- Exercise goal -
Reproduce the material in full, exactly as written.

- Supplied material -
** START **
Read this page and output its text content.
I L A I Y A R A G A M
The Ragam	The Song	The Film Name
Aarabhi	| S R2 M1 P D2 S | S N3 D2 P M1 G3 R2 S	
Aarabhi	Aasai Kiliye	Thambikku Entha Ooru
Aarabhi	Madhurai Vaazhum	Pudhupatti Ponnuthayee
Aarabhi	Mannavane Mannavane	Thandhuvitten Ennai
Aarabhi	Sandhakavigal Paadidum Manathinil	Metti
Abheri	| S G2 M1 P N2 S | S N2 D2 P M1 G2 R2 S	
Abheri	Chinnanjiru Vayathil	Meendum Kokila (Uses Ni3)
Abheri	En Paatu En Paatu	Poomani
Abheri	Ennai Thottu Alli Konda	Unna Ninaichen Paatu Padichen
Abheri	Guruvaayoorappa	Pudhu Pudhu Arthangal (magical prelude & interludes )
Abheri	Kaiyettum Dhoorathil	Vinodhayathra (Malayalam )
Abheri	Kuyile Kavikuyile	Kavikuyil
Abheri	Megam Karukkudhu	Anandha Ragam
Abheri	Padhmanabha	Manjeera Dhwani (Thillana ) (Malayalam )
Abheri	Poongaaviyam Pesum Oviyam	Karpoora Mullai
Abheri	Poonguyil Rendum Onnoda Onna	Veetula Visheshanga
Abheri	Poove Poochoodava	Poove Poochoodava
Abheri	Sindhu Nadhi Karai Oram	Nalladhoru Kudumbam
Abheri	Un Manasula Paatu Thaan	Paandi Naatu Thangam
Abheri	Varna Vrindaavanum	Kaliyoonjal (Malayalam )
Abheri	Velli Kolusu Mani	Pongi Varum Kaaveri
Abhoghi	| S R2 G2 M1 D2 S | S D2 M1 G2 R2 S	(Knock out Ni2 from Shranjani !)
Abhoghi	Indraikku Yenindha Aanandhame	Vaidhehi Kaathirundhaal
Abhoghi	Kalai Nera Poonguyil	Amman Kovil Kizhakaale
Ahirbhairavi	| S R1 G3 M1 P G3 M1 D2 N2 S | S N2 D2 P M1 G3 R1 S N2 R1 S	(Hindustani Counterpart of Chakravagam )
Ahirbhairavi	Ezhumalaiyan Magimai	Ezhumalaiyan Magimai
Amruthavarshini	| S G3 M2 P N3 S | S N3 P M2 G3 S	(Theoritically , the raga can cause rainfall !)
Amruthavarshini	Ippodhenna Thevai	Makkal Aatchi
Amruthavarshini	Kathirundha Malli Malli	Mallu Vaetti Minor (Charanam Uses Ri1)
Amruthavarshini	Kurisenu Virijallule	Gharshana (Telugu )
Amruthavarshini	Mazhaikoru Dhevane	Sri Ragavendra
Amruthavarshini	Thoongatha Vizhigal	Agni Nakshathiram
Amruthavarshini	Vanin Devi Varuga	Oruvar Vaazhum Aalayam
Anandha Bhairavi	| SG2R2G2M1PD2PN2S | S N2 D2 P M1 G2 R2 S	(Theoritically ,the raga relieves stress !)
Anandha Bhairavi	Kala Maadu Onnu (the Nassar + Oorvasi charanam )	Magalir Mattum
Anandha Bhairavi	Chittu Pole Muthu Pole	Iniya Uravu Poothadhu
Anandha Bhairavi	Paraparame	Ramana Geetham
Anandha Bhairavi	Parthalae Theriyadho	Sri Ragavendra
** END **
- Task result -
Read this page and output its text content.
I L A I Y A R A G A M
The Ragam	The Song	The Film Name
Aarabhi	| S R2 M1 P D2 S | S N3 D2 P M1 G3 R2 S	
Aarabhi	Aasai Kiliye	Thambikku Entha Ooru
Aarabhi	Madhurai Vaazhum	Pudhupatti Ponnuthayee
Aarabhi	Mannavane Mannavane	Thandhuvitten Ennai
Aarabhi	Sandhakavigal Paadidum Manathinil	Metti
Abheri	| S G2 M1 P N2 S | S N2 D2 P M1 G2 R2 S	
Abheri	Chinnanjiru Vayathil	Meendum Kokila (Uses Ni3)
Abheri	En Paatu En Paatu	Poomani
Abheri	Ennai Thottu Alli Konda	Unna Ninaichen Paatu Padichen
Abheri	Guruvaayoorappa	Pudhu Pudhu Arthangal (magical prelude & interludes )
Abheri	Kaiyettum Dhoorathil	Vinodhayathra (Malayalam )
Abheri	Kuyile Kavikuyile	Kavikuyil
Abheri	Megam Karukkudhu	Anandha Ragam
Abheri	Padhmanabha	Manjeera Dhwani (Thillana ) (Malayalam )
Abheri	Poongaaviyam Pesum Oviyam	Karpoora Mullai
Abheri	Poonguyil Rendum Onnoda Onna	Veetula Visheshanga
Abheri	Poove Poochoodava	Poove Poochoodava
Abheri	Sindhu Nadhi Karai Oram	Nalladhoru Kudumbam
Abheri	Un Manasula Paatu Thaan	Paandi Naatu Thangam
Abheri	Varna Vrindaavanum	Kaliyoonjal (Malayalam )
Abheri	Velli Kolusu Mani	Pongi Varum Kaaveri
Abhoghi	| S R2 G2 M1 D2 S | S D2 M1 G2 R2 S	(Knock out Ni2 from Shranjani !)
Abhoghi	Indraikku Yenindha Aanandhame	Vaidhehi Kaathirundhaal
Abhoghi	Kalai Nera Poonguyil	Amman Kovil Kizhakaale
Ahirbhairavi	| S R1 G3 M1 P G3 M1 D2 N2 S | S N2 D2 P M1 G3 R1 S N2 R1 S	(Hindustani Counterpart of Chakravagam )
Ahirbhairavi	Ezhumalaiyan Magimai	Ezhumalaiyan Magimai
Amruthavarshini	| S G3 M2 P N3 S | S N3 P M2 G3 S	(Theoritically , the raga can cause rainfall !)
Amruthavarshini	Ippodhenna Thevai	Makkal Aatchi
Amruthavarshini	Kathirundha Malli Malli	Mallu Vaetti Minor (Charanam Uses Ri1)
Amruthavarshini	Kurisenu Virijallule	Gharshana (Telugu )
Amruthavarshini	Mazhaikoru Dhevane	Sri Ragavendra
Amruthavarshini	Thoongatha Vizhigal	Agni Nakshathiram
Amruthavarshini	Vanin Devi Varuga	Oruvar Vaazhum Aalayam
Anandha Bhairavi	| SG2R2G2M1PD2PN2S | S N2 D2 P M1 G2 R2 S	(Theoritically ,the raga relieves stress !)
Anandha Bhairavi	Kala Maadu Onnu (the Nassar + Oorvasi charanam )	Magalir Mattum
Anandha Bhairavi	Chittu Pole Muthu Pole	Iniya Uravu Poothadhu
Anandha Bhairavi	Paraparame	Ramana Geetham
Anandha Bhairavi	Parthalae Theriyadho	Sri Ragavendra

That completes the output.